Data section
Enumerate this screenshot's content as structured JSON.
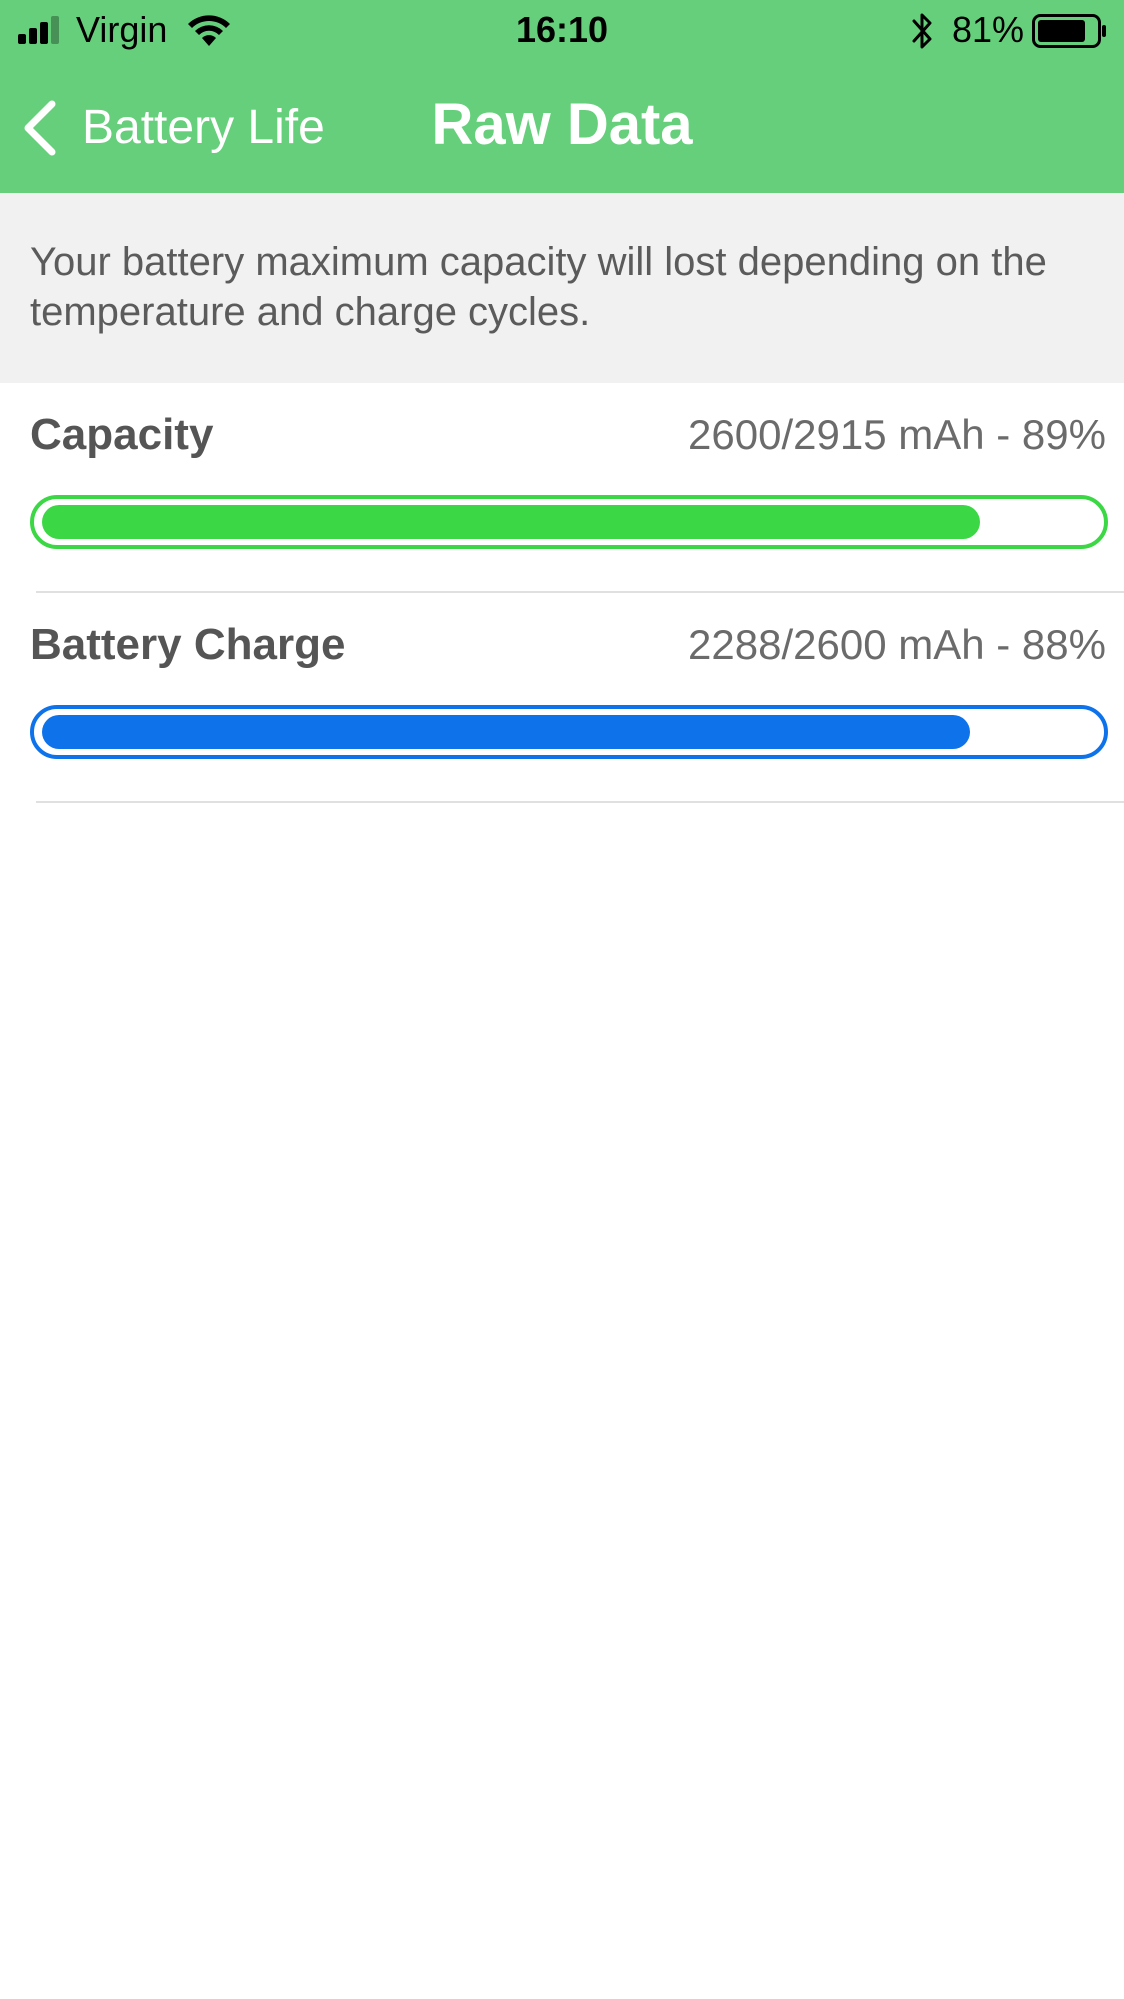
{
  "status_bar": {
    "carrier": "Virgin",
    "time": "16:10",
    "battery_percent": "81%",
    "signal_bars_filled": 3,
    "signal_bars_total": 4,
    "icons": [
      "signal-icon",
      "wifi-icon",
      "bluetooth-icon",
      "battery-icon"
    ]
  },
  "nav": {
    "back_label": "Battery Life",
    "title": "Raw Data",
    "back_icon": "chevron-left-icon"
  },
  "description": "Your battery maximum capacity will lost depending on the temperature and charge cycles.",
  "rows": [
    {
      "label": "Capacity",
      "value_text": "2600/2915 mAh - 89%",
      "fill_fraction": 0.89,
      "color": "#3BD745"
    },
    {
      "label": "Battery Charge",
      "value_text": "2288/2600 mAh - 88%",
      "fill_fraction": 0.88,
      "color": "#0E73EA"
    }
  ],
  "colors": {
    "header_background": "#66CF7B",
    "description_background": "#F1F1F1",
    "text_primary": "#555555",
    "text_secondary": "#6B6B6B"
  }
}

Task
Make an exact copy of the listing above. Do not include the pictures.

Answer to this task
Enumerate this screenshot's content as structured JSON.
{
  "status_bar": {
    "carrier": "Virgin",
    "time": "16:10",
    "battery_percent": "81%",
    "signal_bars_filled": 3,
    "signal_bars_total": 4,
    "icons": [
      "signal-icon",
      "wifi-icon",
      "bluetooth-icon",
      "battery-icon"
    ]
  },
  "nav": {
    "back_label": "Battery Life",
    "title": "Raw Data",
    "back_icon": "chevron-left-icon"
  },
  "description": "Your battery maximum capacity will lost depending on the temperature and charge cycles.",
  "rows": [
    {
      "label": "Capacity",
      "value_text": "2600/2915 mAh - 89%",
      "fill_fraction": 0.89,
      "color": "#3BD745"
    },
    {
      "label": "Battery Charge",
      "value_text": "2288/2600 mAh - 88%",
      "fill_fraction": 0.88,
      "color": "#0E73EA"
    }
  ],
  "colors": {
    "header_background": "#66CF7B",
    "description_background": "#F1F1F1",
    "text_primary": "#555555",
    "text_secondary": "#6B6B6B"
  }
}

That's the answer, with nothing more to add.